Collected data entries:

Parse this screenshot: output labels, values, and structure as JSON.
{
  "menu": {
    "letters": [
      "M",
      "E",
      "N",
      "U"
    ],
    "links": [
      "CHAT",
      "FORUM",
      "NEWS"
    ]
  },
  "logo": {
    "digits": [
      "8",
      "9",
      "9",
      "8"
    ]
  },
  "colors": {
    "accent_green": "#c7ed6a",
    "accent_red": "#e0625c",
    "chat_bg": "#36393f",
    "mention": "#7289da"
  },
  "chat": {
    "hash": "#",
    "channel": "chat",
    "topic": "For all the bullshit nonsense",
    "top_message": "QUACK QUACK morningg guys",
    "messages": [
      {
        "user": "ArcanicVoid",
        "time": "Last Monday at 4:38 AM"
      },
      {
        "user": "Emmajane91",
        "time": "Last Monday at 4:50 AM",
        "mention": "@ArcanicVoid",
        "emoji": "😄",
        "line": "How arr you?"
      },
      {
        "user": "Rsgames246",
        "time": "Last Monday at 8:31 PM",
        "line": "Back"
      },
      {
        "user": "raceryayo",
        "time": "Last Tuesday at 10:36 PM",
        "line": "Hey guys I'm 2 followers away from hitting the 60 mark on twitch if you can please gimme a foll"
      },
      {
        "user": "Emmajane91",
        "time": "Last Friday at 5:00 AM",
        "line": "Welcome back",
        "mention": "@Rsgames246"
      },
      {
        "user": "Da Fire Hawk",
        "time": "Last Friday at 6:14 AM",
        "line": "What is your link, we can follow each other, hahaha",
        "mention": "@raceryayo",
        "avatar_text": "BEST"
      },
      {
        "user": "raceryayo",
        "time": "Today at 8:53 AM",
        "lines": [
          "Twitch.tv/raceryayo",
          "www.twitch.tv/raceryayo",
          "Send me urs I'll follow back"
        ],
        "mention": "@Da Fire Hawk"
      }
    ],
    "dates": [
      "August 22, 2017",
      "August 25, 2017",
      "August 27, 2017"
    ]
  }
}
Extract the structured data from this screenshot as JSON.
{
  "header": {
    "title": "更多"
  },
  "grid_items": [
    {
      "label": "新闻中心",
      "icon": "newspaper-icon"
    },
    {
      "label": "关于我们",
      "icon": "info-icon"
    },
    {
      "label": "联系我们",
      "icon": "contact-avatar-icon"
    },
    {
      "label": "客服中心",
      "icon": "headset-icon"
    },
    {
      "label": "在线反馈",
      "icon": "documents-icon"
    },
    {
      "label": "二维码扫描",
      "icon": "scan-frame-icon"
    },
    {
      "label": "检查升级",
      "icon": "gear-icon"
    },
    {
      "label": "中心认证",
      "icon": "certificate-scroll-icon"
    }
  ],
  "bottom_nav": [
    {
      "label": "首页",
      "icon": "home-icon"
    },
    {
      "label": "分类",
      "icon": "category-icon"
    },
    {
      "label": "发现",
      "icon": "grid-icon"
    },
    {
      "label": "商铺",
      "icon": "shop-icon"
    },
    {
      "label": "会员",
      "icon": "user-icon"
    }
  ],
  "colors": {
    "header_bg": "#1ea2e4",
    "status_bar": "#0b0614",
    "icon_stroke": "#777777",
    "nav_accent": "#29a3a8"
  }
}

The exercise =
Copy every line of the records word for word.

Response for this exercise =
Parse this screenshot: output labels, values, and structure as JSON.
{
  "menu": {
    "letters": [
      "M",
      "E",
      "N",
      "U"
    ],
    "links": [
      "CHAT",
      "FORUM",
      "NEWS"
    ]
  },
  "logo": {
    "digits": [
      "8",
      "9",
      "9",
      "8"
    ]
  },
  "colors": {
    "accent_green": "#c7ed6a",
    "accent_red": "#e0625c",
    "chat_bg": "#36393f",
    "mention": "#7289da"
  },
  "chat": {
    "hash": "#",
    "channel": "chat",
    "topic": "For all the bullshit nonsense",
    "top_message": "QUACK QUACK morningg guys",
    "messages": [
      {
        "user": "ArcanicVoid",
        "time": "Last Monday at 4:38 AM"
      },
      {
        "user": "Emmajane91",
        "time": "Last Monday at 4:50 AM",
        "mention": "@ArcanicVoid",
        "emoji": "😄",
        "line": "How arr you?"
      },
      {
        "user": "Rsgames246",
        "time": "Last Monday at 8:31 PM",
        "line": "Back"
      },
      {
        "user": "raceryayo",
        "time": "Last Tuesday at 10:36 PM",
        "line": "Hey guys I'm 2 followers away from hitting the 60 mark on twitch if you can please gimme a foll"
      },
      {
        "user": "Emmajane91",
        "time": "Last Friday at 5:00 AM",
        "line": "Welcome back",
        "mention": "@Rsgames246"
      },
      {
        "user": "Da Fire Hawk",
        "time": "Last Friday at 6:14 AM",
        "line": "What is your link, we can follow each other, hahaha",
        "mention": "@raceryayo",
        "avatar_text": "BEST"
      },
      {
        "user": "raceryayo",
        "time": "Today at 8:53 AM",
        "lines": [
          "Twitch.tv/raceryayo",
          "www.twitch.tv/raceryayo",
          "Send me urs I'll follow back"
        ],
        "mention": "@Da Fire Hawk"
      }
    ],
    "dates": [
      "August 22, 2017",
      "August 25, 2017",
      "August 27, 2017"
    ]
  }
}
Extract the structured data from this screenshot as JSON.
{
  "header": {
    "title": "更多"
  },
  "grid_items": [
    {
      "label": "新闻中心",
      "icon": "newspaper-icon"
    },
    {
      "label": "关于我们",
      "icon": "info-icon"
    },
    {
      "label": "联系我们",
      "icon": "contact-avatar-icon"
    },
    {
      "label": "客服中心",
      "icon": "headset-icon"
    },
    {
      "label": "在线反馈",
      "icon": "documents-icon"
    },
    {
      "label": "二维码扫描",
      "icon": "scan-frame-icon"
    },
    {
      "label": "检查升级",
      "icon": "gear-icon"
    },
    {
      "label": "中心认证",
      "icon": "certificate-scroll-icon"
    }
  ],
  "bottom_nav": [
    {
      "label": "首页",
      "icon": "home-icon"
    },
    {
      "label": "分类",
      "icon": "category-icon"
    },
    {
      "label": "发现",
      "icon": "grid-icon"
    },
    {
      "label": "商铺",
      "icon": "shop-icon"
    },
    {
      "label": "会员",
      "icon": "user-icon"
    }
  ],
  "colors": {
    "header_bg": "#1ea2e4",
    "status_bar": "#0b0614",
    "icon_stroke": "#777777",
    "nav_accent": "#29a3a8"
  }
}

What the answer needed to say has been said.